— START Information supplied —
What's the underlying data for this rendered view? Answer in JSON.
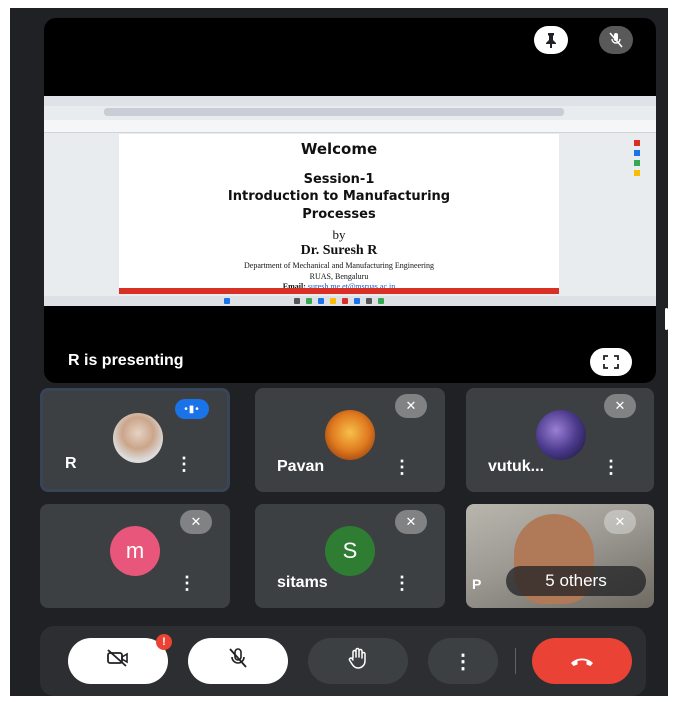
{
  "presentation": {
    "status": "R is presenting",
    "slide": {
      "welcome": "Welcome",
      "session": "Session-1",
      "title_line1": "Introduction to Manufacturing",
      "title_line2": "Processes",
      "by": "by",
      "presenter": "Dr. Suresh R",
      "department": "Department of Mechanical and Manufacturing Engineering",
      "institution": "RUAS, Bengaluru",
      "email_label": "Email:",
      "email": "suresh.me.et@msruas.ac.in"
    }
  },
  "icons": {
    "pin": "pin-icon",
    "mic_off": "mic-off-icon",
    "fullscreen": "fullscreen-icon",
    "more": "more-vert-icon",
    "speaking": "speaking-indicator-icon",
    "camera_off": "camera-off-icon",
    "raise_hand": "raise-hand-icon",
    "end_call": "end-call-icon"
  },
  "participants": [
    {
      "name": "R",
      "avatar": "photo",
      "speaking": true
    },
    {
      "name": "Pavan",
      "avatar": "photo",
      "muted": true
    },
    {
      "name": "vutuk...",
      "avatar": "photo",
      "muted": true
    },
    {
      "name": "",
      "avatar_letter": "m",
      "avatar_color": "#e8577b",
      "muted": true
    },
    {
      "name": "sitams",
      "avatar_letter": "S",
      "avatar_color": "#2e7d32",
      "muted": true
    },
    {
      "name": "P",
      "avatar": "video",
      "muted": true,
      "overlay": "5 others"
    }
  ],
  "controls": {
    "camera_badge": "!",
    "more_dots": "⋮"
  },
  "colors": {
    "background": "#202124",
    "tile": "#3c4043",
    "end_call": "#ea4335",
    "speaking": "#1a73e8"
  }
}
— END Information supplied —
Pictures appear in the records above. Output everything except them, exactly.

What's the underlying data for this rendered view? Answer in JSON.
{
  "presentation": {
    "status": "R is presenting",
    "slide": {
      "welcome": "Welcome",
      "session": "Session-1",
      "title_line1": "Introduction to Manufacturing",
      "title_line2": "Processes",
      "by": "by",
      "presenter": "Dr. Suresh R",
      "department": "Department of Mechanical and Manufacturing Engineering",
      "institution": "RUAS, Bengaluru",
      "email_label": "Email:",
      "email": "suresh.me.et@msruas.ac.in"
    }
  },
  "icons": {
    "pin": "pin-icon",
    "mic_off": "mic-off-icon",
    "fullscreen": "fullscreen-icon",
    "more": "more-vert-icon",
    "speaking": "speaking-indicator-icon",
    "camera_off": "camera-off-icon",
    "raise_hand": "raise-hand-icon",
    "end_call": "end-call-icon"
  },
  "participants": [
    {
      "name": "R",
      "avatar": "photo",
      "speaking": true
    },
    {
      "name": "Pavan",
      "avatar": "photo",
      "muted": true
    },
    {
      "name": "vutuk...",
      "avatar": "photo",
      "muted": true
    },
    {
      "name": "",
      "avatar_letter": "m",
      "avatar_color": "#e8577b",
      "muted": true
    },
    {
      "name": "sitams",
      "avatar_letter": "S",
      "avatar_color": "#2e7d32",
      "muted": true
    },
    {
      "name": "P",
      "avatar": "video",
      "muted": true,
      "overlay": "5 others"
    }
  ],
  "controls": {
    "camera_badge": "!",
    "more_dots": "⋮"
  },
  "colors": {
    "background": "#202124",
    "tile": "#3c4043",
    "end_call": "#ea4335",
    "speaking": "#1a73e8"
  }
}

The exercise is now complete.